▸ **What to work on**
Give back the line where "Convert this screenshot" appears and all the lines after it until the listing ends, unchanged and with nothing else.

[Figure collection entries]
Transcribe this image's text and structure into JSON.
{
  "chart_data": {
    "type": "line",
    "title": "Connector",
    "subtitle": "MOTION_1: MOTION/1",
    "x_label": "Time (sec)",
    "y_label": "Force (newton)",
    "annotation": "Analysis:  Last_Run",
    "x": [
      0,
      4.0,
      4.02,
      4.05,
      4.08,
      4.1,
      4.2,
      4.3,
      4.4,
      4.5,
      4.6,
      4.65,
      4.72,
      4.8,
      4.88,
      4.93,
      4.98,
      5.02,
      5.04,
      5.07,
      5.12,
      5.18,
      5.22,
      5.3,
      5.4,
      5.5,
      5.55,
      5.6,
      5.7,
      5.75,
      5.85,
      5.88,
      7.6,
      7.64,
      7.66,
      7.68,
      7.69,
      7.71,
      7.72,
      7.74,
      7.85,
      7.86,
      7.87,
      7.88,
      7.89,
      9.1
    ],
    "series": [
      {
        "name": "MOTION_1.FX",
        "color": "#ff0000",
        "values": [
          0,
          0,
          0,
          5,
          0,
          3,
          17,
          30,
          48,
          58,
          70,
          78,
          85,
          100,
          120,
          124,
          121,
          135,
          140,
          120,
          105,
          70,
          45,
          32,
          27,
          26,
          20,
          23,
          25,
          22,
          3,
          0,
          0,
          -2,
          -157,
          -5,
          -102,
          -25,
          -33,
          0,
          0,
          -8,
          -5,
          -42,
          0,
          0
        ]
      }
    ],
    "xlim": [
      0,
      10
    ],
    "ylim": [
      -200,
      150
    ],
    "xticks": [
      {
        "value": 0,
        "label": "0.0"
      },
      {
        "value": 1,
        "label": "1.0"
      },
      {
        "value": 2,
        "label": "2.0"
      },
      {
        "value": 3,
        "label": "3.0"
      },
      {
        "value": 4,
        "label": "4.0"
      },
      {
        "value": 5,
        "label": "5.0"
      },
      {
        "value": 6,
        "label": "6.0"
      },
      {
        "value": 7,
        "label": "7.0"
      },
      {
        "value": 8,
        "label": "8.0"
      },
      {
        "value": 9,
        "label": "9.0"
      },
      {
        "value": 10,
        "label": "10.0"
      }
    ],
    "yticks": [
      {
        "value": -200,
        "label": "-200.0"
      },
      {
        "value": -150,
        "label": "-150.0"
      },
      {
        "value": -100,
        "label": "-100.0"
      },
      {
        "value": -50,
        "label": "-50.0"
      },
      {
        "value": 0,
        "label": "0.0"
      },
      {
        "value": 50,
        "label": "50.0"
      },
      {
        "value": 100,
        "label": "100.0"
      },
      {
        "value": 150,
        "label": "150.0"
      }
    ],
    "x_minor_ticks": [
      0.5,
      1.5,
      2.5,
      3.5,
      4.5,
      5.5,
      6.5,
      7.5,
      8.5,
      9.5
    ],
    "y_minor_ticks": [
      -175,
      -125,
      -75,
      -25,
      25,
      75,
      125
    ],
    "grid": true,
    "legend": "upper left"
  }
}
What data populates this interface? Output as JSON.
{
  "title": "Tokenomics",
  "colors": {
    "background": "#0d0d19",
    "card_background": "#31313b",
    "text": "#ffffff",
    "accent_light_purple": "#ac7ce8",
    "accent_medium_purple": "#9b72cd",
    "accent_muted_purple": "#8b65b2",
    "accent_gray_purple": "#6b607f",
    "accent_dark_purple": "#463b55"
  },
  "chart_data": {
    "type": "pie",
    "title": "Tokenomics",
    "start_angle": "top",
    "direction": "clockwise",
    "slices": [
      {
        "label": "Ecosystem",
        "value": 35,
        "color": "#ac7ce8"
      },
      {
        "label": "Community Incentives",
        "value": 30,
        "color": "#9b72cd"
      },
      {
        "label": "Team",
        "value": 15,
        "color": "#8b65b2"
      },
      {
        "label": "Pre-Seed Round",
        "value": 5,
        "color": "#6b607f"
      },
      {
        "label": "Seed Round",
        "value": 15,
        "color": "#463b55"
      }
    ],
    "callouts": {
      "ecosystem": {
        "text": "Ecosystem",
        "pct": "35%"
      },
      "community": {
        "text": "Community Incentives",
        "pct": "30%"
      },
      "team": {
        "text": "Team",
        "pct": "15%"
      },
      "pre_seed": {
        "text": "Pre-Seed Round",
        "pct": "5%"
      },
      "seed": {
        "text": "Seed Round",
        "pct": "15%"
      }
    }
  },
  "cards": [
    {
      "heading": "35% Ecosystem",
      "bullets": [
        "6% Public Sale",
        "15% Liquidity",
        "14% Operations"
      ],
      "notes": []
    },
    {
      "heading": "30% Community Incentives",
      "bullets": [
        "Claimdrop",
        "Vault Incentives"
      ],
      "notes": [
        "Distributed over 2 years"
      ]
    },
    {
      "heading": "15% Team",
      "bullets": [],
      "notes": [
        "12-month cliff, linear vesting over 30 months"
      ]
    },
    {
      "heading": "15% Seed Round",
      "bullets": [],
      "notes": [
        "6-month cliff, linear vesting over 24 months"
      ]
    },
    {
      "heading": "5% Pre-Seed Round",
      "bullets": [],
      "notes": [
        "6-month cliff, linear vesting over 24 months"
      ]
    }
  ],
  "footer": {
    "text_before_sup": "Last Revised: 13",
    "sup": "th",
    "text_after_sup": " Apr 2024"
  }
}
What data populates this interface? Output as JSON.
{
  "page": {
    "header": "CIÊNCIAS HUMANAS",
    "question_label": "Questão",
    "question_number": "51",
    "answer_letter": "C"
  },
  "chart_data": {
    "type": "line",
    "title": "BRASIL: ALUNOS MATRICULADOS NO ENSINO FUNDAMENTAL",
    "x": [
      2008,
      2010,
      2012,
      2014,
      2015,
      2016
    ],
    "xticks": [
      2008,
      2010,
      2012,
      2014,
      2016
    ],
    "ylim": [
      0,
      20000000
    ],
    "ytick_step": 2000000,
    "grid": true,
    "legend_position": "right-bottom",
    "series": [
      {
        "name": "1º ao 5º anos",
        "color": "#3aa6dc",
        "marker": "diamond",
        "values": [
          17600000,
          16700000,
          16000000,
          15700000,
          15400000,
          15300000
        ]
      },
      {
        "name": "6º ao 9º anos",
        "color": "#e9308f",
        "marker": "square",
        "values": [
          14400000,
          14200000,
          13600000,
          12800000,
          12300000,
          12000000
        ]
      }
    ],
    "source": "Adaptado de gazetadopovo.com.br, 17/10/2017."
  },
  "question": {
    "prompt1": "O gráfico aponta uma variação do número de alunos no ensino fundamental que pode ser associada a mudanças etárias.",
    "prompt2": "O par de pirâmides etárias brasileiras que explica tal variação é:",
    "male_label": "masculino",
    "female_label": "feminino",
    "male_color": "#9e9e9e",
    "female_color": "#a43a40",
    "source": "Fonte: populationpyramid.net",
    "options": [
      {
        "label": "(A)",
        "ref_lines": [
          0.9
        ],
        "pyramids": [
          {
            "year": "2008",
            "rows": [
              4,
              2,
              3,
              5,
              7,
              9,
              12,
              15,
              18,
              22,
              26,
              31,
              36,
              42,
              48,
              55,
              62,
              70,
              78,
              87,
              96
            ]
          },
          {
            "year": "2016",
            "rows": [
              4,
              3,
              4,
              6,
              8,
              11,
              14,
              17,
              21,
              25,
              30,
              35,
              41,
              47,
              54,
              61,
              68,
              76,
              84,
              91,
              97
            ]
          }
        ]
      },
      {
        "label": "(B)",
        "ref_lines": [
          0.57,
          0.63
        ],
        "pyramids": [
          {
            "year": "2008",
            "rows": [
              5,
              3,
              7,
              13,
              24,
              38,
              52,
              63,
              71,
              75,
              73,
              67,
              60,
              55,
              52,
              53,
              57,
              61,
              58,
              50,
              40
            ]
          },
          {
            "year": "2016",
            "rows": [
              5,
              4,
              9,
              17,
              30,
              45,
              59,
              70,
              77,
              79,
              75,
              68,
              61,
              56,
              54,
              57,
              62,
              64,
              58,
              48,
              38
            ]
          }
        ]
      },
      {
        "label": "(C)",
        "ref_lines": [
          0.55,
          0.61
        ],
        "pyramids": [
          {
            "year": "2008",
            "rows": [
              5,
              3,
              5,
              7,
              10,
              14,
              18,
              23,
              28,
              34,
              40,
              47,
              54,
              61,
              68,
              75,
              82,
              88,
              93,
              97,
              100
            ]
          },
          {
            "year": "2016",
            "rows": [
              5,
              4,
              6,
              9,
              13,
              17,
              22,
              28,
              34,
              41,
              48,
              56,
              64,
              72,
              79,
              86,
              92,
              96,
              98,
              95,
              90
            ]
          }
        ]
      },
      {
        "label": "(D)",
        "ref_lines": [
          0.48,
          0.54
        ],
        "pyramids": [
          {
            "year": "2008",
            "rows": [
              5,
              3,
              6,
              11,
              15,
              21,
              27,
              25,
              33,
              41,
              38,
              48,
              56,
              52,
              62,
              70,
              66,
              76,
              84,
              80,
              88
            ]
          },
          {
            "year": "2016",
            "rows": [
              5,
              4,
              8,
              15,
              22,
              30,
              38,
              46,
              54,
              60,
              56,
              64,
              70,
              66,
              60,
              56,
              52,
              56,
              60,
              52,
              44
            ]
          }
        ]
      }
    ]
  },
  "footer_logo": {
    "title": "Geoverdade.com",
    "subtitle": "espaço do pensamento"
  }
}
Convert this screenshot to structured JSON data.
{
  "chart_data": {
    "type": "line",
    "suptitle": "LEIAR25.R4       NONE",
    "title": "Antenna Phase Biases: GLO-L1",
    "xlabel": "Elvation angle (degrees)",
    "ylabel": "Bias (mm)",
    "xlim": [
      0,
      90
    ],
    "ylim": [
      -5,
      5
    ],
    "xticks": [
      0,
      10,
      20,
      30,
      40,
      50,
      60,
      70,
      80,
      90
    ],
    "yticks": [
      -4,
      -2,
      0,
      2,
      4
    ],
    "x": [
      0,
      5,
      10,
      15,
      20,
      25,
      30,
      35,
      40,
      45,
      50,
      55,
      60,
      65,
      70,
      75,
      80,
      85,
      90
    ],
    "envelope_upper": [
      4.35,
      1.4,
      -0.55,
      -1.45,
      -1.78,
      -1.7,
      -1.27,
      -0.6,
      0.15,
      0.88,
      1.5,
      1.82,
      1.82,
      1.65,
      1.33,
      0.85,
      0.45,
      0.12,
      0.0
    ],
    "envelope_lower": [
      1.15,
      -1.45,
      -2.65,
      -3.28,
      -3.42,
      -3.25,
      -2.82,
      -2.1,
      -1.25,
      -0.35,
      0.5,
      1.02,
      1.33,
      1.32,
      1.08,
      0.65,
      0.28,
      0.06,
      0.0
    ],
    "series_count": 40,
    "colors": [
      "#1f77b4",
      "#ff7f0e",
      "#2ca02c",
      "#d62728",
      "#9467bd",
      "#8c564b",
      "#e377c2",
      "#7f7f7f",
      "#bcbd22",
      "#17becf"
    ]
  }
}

▸ **Result below**
Convert this screenshot to structured JSON data.
{
  "chart_data": {
    "type": "line",
    "suptitle": "LEIAR25.R4       NONE",
    "title": "Antenna Phase Biases: GLO-L1",
    "xlabel": "Elvation angle (degrees)",
    "ylabel": "Bias (mm)",
    "xlim": [
      0,
      90
    ],
    "ylim": [
      -5,
      5
    ],
    "xticks": [
      0,
      10,
      20,
      30,
      40,
      50,
      60,
      70,
      80,
      90
    ],
    "yticks": [
      -4,
      -2,
      0,
      2,
      4
    ],
    "x": [
      0,
      5,
      10,
      15,
      20,
      25,
      30,
      35,
      40,
      45,
      50,
      55,
      60,
      65,
      70,
      75,
      80,
      85,
      90
    ],
    "envelope_upper": [
      4.35,
      1.4,
      -0.55,
      -1.45,
      -1.78,
      -1.7,
      -1.27,
      -0.6,
      0.15,
      0.88,
      1.5,
      1.82,
      1.82,
      1.65,
      1.33,
      0.85,
      0.45,
      0.12,
      0.0
    ],
    "envelope_lower": [
      1.15,
      -1.45,
      -2.65,
      -3.28,
      -3.42,
      -3.25,
      -2.82,
      -2.1,
      -1.25,
      -0.35,
      0.5,
      1.02,
      1.33,
      1.32,
      1.08,
      0.65,
      0.28,
      0.06,
      0.0
    ],
    "series_count": 40,
    "colors": [
      "#1f77b4",
      "#ff7f0e",
      "#2ca02c",
      "#d62728",
      "#9467bd",
      "#8c564b",
      "#e377c2",
      "#7f7f7f",
      "#bcbd22",
      "#17becf"
    ]
  }
}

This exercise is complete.